INSTRUCTIONS FOR THE TASK:
Write out the listing below exactly, and omit any images you find in it.

Saved entries:
#####

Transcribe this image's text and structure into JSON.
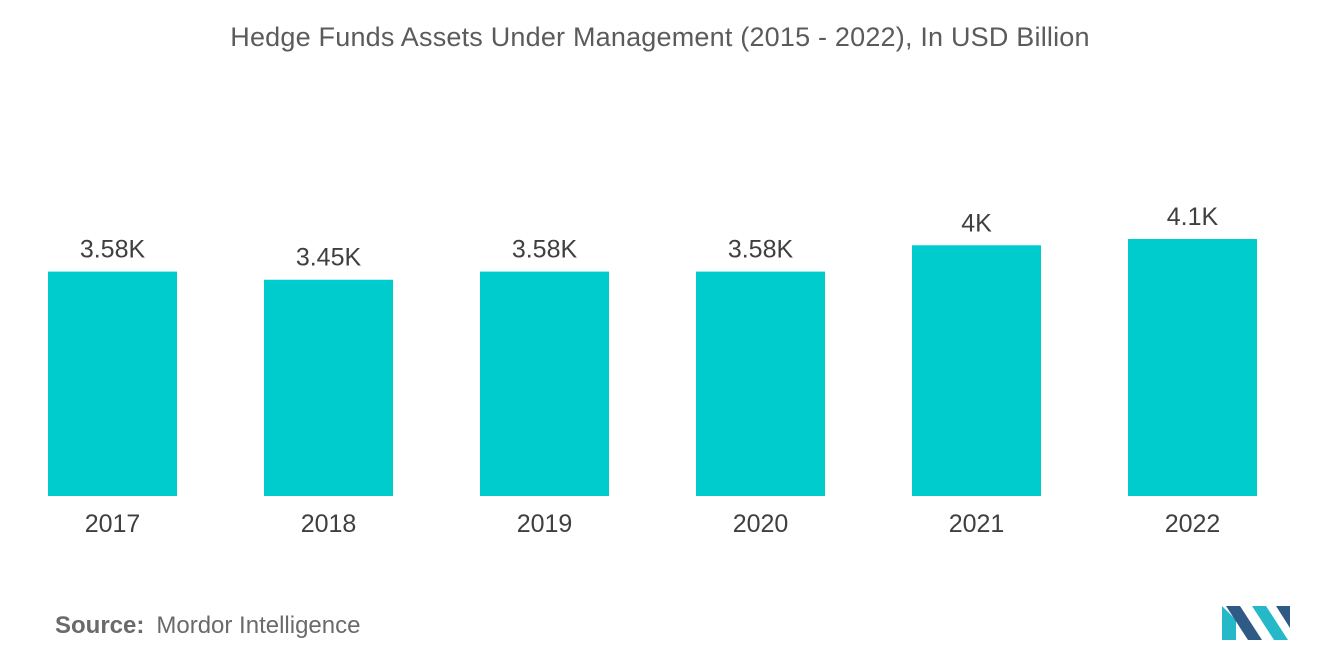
{
  "chart_data": {
    "type": "bar",
    "title": "Hedge Funds Assets Under Management (2015 - 2022), In USD Billion",
    "categories": [
      "2017",
      "2018",
      "2019",
      "2020",
      "2021",
      "2022"
    ],
    "values": [
      3580,
      3450,
      3580,
      3580,
      4000,
      4100
    ],
    "data_labels": [
      "3.58K",
      "3.45K",
      "3.58K",
      "3.58K",
      "4K",
      "4.1K"
    ],
    "xlabel": "",
    "ylabel": "",
    "ylim": [
      0,
      4100
    ],
    "grid": false,
    "legend": "none",
    "colors": {
      "bar": "#00cccd",
      "logo_dark": "#2f5a86",
      "logo_light": "#24b8c9"
    }
  },
  "source": {
    "label": "Source:",
    "text": "Mordor Intelligence"
  }
}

#####

SOLUTION TO THE PROBLEM:
Transcribe this image's text and structure into JSON.
{
  "chart_data": {
    "type": "bar",
    "title": "Hedge Funds Assets Under Management (2015 - 2022), In USD Billion",
    "categories": [
      "2017",
      "2018",
      "2019",
      "2020",
      "2021",
      "2022"
    ],
    "values": [
      3580,
      3450,
      3580,
      3580,
      4000,
      4100
    ],
    "data_labels": [
      "3.58K",
      "3.45K",
      "3.58K",
      "3.58K",
      "4K",
      "4.1K"
    ],
    "xlabel": "",
    "ylabel": "",
    "ylim": [
      0,
      4100
    ],
    "grid": false,
    "legend": "none",
    "colors": {
      "bar": "#00cccd",
      "logo_dark": "#2f5a86",
      "logo_light": "#24b8c9"
    }
  },
  "source": {
    "label": "Source:",
    "text": "Mordor Intelligence"
  }
}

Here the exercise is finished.